§ WHAT YOU ARE ASKED TO DO
Rewrite the material from its first line through the line containing "Point xyxy=(115,648,138,662)", inclusive, with "Point" changed to "Marker" and nothing else altered.

Labeled region entries
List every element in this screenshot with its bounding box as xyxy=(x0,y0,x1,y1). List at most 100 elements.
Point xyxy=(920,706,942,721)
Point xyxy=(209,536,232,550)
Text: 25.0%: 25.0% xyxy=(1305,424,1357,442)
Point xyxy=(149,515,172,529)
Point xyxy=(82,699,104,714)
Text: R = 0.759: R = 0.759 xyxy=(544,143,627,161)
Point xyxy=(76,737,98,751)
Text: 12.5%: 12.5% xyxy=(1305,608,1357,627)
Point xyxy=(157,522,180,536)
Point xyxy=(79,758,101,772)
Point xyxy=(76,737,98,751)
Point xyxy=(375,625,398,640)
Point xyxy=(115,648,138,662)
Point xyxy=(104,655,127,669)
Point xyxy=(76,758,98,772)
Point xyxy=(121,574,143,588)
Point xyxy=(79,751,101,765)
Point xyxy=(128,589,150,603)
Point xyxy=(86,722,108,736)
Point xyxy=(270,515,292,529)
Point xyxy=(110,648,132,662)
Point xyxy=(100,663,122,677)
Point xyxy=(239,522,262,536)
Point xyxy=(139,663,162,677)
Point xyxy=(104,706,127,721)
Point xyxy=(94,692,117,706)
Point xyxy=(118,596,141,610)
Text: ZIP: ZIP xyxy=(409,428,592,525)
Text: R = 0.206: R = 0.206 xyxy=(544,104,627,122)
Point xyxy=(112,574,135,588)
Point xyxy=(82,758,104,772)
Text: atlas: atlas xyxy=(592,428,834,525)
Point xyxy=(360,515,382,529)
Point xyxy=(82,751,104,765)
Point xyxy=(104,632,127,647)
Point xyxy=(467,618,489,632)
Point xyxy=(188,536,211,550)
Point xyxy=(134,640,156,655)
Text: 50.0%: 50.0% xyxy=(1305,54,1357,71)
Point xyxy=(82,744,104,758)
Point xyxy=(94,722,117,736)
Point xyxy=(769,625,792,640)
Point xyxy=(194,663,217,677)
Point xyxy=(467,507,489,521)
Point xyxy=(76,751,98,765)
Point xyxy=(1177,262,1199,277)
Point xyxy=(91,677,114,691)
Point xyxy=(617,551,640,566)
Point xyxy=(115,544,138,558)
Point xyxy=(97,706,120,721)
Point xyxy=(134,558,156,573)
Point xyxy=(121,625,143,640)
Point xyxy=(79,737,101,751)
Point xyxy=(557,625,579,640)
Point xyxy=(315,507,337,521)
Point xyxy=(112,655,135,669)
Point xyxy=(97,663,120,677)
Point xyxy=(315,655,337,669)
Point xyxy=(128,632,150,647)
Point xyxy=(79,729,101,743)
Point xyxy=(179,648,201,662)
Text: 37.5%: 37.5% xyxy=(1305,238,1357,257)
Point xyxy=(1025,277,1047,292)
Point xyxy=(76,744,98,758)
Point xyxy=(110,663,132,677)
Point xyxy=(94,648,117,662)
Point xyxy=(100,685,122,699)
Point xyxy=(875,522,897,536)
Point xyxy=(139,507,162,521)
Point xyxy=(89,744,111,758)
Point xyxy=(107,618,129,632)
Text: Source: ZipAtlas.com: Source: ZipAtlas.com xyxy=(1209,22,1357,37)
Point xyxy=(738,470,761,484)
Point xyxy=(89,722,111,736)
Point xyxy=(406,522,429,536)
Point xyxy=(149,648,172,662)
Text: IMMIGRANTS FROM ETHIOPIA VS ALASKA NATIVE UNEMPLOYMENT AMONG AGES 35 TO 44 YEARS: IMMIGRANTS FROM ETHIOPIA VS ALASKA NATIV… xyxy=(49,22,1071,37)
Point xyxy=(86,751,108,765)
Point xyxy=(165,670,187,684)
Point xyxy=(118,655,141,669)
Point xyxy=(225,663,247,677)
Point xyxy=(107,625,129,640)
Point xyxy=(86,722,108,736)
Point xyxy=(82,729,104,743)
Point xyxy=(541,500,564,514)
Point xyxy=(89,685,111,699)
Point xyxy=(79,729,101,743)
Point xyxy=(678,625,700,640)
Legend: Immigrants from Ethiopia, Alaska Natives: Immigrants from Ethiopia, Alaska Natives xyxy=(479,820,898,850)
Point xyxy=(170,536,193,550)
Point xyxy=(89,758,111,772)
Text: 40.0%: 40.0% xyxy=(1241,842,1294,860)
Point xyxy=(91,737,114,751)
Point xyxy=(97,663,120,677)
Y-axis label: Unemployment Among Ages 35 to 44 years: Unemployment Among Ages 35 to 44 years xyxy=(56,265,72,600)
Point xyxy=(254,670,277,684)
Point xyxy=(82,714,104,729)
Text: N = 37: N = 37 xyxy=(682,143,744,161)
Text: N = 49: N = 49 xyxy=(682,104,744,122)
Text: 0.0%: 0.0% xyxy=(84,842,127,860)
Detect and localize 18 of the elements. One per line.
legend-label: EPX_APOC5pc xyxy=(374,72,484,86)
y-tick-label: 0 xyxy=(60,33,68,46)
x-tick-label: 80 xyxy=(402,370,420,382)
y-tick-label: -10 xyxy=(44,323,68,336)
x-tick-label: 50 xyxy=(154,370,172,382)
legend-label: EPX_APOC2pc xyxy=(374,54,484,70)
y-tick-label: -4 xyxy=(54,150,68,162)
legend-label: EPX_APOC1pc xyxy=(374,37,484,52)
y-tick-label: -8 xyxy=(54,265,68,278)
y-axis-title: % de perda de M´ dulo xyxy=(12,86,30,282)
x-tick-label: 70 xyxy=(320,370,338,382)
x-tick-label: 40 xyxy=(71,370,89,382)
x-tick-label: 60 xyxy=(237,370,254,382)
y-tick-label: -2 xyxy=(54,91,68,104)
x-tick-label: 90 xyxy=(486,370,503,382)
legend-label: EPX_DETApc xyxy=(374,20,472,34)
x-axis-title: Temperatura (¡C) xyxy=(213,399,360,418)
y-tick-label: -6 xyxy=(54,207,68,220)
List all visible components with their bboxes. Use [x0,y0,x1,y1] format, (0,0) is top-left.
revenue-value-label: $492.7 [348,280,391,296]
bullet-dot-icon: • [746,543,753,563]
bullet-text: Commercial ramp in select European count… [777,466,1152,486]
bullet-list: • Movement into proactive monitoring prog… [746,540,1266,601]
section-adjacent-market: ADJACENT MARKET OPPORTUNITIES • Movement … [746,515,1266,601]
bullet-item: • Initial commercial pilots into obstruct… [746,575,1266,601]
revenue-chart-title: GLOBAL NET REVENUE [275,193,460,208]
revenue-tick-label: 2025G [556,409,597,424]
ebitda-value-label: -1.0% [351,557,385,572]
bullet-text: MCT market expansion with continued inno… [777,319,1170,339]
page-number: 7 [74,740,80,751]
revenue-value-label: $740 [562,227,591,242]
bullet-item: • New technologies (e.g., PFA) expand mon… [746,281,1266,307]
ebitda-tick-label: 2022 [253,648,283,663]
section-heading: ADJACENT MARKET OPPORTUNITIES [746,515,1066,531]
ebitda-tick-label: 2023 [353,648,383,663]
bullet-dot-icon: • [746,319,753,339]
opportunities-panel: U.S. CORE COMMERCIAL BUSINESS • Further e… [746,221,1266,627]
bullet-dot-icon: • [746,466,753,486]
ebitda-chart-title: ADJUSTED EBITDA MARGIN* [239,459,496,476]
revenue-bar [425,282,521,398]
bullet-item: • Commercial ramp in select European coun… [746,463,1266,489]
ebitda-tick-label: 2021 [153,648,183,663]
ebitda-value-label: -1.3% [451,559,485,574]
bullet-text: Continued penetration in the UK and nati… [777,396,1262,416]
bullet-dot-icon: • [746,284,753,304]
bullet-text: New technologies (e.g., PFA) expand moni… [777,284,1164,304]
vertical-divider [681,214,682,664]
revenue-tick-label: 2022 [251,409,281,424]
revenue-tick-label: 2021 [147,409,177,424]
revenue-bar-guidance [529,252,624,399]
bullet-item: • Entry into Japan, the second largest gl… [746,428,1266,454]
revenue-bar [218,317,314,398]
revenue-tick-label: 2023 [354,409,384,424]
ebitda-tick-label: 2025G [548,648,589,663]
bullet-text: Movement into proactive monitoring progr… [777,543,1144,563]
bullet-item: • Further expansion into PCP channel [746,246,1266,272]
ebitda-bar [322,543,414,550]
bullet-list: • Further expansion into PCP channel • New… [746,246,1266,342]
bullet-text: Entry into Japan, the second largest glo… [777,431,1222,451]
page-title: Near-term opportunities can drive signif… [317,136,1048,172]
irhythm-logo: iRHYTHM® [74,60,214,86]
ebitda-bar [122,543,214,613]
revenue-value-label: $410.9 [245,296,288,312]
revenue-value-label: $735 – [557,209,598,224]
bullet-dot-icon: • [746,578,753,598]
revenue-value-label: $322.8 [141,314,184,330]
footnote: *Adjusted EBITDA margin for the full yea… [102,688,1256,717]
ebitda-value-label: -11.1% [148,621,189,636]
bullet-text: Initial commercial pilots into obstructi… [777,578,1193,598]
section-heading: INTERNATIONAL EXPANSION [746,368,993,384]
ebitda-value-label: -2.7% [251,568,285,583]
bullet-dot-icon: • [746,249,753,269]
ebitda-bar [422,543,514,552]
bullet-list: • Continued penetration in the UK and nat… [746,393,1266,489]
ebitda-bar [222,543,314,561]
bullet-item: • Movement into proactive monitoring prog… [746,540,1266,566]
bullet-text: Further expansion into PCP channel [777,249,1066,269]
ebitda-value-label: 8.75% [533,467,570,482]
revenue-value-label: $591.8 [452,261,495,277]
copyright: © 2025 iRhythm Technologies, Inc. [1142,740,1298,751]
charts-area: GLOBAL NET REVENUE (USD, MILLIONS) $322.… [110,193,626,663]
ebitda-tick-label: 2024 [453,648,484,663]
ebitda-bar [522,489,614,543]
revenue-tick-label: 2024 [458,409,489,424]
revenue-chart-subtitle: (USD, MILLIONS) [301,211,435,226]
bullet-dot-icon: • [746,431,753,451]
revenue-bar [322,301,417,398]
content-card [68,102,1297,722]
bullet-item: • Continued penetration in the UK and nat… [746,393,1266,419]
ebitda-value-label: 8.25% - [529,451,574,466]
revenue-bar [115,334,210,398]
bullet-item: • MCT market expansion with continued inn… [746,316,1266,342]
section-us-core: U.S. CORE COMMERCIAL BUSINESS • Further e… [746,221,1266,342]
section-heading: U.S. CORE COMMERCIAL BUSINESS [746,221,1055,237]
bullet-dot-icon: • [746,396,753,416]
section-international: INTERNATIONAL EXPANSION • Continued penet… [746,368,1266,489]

§ REPLY
List every element in this screenshot with its bounding box as xyxy=(x0,y0,x1,y1). List at most 100 elements.
Marker xyxy=(920,706,942,721)
Marker xyxy=(209,536,232,550)
Text: 25.0%: 25.0% xyxy=(1305,424,1357,442)
Marker xyxy=(149,515,172,529)
Marker xyxy=(82,699,104,714)
Text: R = 0.759: R = 0.759 xyxy=(544,143,627,161)
Marker xyxy=(76,737,98,751)
Text: 12.5%: 12.5% xyxy=(1305,608,1357,627)
Marker xyxy=(157,522,180,536)
Marker xyxy=(79,758,101,772)
Marker xyxy=(76,737,98,751)
Marker xyxy=(375,625,398,640)
Marker xyxy=(115,648,138,662)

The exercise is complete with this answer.